EXERCISE GOAL: Show all lines from the listing below that contain "mention".

INPUT ROWS:
§
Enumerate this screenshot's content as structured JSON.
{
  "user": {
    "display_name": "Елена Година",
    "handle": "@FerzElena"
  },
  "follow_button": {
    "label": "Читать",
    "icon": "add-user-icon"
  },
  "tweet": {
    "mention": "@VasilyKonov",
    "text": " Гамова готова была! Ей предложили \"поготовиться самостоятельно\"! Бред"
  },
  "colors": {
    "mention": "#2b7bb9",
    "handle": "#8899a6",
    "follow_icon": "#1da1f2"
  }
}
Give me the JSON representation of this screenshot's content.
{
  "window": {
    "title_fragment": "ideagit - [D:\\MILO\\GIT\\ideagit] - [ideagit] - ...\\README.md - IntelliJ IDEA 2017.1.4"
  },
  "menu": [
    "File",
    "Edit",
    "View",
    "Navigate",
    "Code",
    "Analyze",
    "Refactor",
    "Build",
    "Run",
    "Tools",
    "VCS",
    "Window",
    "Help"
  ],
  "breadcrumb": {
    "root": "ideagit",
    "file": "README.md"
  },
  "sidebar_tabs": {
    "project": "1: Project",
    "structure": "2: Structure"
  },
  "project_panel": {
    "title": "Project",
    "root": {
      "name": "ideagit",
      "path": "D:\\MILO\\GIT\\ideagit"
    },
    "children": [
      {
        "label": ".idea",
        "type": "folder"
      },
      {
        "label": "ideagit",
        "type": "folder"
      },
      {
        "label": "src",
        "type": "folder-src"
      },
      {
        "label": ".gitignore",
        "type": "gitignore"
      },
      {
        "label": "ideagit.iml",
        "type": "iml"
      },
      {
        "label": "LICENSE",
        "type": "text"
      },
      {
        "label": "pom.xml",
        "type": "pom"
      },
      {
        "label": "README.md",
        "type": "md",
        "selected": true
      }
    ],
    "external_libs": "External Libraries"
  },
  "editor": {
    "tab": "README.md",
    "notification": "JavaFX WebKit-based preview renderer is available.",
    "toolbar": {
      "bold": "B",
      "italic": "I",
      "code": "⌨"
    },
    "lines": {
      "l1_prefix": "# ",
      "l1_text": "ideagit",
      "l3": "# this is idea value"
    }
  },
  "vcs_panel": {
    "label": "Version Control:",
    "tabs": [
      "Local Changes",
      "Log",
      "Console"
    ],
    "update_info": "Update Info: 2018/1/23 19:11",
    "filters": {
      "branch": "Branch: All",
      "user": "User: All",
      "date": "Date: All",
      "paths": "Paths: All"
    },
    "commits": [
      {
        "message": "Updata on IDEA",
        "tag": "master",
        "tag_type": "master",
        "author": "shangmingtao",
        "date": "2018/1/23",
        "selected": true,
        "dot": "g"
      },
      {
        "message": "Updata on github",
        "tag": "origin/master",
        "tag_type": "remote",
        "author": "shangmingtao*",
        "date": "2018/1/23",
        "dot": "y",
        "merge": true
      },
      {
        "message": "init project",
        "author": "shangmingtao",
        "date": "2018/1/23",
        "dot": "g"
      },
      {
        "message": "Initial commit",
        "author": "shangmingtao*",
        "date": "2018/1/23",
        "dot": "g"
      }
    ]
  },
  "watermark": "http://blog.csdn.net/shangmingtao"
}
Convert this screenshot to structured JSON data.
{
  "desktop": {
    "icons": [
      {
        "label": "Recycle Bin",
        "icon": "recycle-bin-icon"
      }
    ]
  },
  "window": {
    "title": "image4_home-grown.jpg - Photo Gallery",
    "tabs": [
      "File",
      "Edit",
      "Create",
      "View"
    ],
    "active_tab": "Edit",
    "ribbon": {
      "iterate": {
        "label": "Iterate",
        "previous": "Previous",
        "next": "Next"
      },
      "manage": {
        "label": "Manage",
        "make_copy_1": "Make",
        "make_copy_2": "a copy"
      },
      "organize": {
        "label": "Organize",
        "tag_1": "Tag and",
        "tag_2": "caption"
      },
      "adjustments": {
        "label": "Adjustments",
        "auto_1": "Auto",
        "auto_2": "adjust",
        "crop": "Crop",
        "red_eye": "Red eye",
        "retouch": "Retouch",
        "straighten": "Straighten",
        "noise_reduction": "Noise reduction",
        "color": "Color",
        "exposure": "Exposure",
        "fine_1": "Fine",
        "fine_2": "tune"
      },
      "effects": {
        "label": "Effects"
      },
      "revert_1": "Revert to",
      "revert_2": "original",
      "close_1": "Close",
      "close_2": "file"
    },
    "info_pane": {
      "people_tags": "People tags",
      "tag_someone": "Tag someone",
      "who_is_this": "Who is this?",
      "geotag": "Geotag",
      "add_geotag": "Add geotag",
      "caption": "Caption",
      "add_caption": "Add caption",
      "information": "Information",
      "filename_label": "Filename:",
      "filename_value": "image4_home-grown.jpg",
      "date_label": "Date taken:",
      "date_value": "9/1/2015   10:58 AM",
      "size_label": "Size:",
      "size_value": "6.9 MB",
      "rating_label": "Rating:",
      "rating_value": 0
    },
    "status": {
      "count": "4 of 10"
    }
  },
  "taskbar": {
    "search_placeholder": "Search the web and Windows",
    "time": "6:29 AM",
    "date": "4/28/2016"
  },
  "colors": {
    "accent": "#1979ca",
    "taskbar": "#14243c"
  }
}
§
OUTPUT OF THE EXERCISE:
    "mention": "@VasilyKonov",
    "mention": "#2b7bb9",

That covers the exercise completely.